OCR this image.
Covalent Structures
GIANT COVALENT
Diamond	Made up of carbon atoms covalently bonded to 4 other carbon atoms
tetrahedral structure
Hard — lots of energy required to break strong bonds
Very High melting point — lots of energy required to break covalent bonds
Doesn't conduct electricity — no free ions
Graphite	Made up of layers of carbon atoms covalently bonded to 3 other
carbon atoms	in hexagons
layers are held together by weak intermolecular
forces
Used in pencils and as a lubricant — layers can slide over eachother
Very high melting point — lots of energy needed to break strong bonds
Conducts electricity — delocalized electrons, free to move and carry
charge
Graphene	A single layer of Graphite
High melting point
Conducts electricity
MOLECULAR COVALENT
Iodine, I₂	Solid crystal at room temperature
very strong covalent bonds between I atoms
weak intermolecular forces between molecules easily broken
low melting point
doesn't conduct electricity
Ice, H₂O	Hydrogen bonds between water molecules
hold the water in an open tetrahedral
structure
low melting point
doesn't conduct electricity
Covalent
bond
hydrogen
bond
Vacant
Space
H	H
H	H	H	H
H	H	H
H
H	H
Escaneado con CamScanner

══════════

Set down each entry again, unchanged.

◆ Reply
OCR this image.
Covalent Structures
GIANT COVALENT
Diamond	Made up of carbon atoms covalently bonded to 4 other carbon atoms
tetrahedral structure
Hard — lots of energy required to break strong bonds
Very High melting point — lots of energy required to break covalent bonds
Doesn't conduct electricity — no free ions
Graphite	Made up of layers of carbon atoms covalently bonded to 3 other
carbon atoms	in hexagons
layers are held together by weak intermolecular
forces
Used in pencils and as a lubricant — layers can slide over eachother
Very high melting point — lots of energy needed to break strong bonds
Conducts electricity — delocalized electrons, free to move and carry
charge
Graphene	A single layer of Graphite
High melting point
Conducts electricity
MOLECULAR COVALENT
Iodine, I₂	Solid crystal at room temperature
very strong covalent bonds between I atoms
weak intermolecular forces between molecules easily broken
low melting point
doesn't conduct electricity
Ice, H₂O	Hydrogen bonds between water molecules
hold the water in an open tetrahedral
structure
low melting point
doesn't conduct electricity
Covalent
bond
hydrogen
bond
Vacant
Space
H	H
H	H	H	H
H	H	H
H
H	H
Escaneado con CamScanner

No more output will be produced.